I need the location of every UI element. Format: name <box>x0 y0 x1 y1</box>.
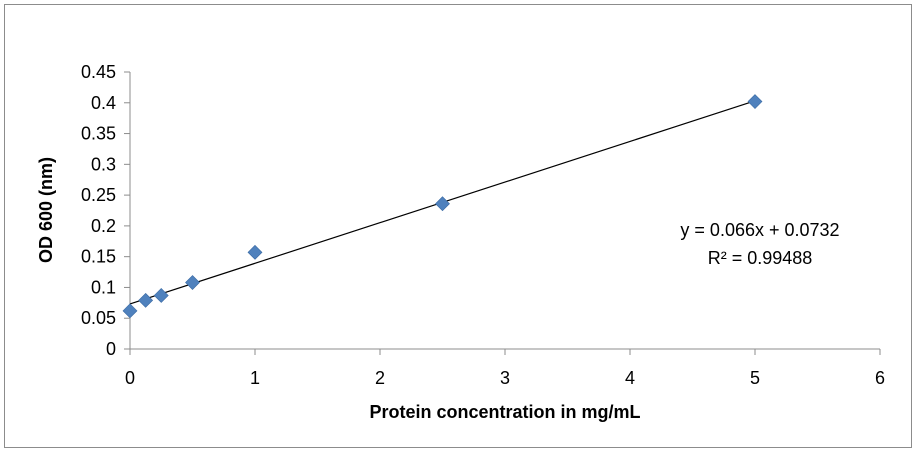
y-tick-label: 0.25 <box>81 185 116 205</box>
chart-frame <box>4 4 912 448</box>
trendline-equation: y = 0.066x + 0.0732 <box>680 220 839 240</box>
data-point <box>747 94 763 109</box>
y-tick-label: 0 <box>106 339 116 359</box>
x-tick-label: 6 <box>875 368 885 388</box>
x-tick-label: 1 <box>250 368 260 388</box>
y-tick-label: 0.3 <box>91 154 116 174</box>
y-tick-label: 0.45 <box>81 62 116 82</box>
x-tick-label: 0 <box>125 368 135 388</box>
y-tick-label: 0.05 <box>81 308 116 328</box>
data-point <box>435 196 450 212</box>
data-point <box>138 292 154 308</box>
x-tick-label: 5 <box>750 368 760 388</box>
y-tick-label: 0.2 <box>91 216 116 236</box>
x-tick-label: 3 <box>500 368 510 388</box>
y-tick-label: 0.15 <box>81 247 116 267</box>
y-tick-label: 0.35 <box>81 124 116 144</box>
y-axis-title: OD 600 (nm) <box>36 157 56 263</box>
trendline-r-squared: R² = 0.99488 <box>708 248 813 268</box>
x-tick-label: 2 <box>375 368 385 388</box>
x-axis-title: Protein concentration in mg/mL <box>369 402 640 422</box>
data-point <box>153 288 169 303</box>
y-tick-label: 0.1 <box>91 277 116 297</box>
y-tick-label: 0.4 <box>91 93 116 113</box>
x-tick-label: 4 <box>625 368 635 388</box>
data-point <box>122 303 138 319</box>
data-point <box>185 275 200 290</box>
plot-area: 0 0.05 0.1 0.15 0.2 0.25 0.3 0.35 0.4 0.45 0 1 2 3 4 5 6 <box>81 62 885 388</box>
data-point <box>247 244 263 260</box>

→ Work request: Find the word "data" in the entries, and copy every line it shows up in.

→ Answer section:
data-point <box>747 94 763 109</box>
data-point <box>435 196 450 212</box>
data-point <box>138 292 154 308</box>
data-point <box>153 288 169 303</box>
data-point <box>122 303 138 319</box>
data-point <box>185 275 200 290</box>
data-point <box>247 244 263 260</box>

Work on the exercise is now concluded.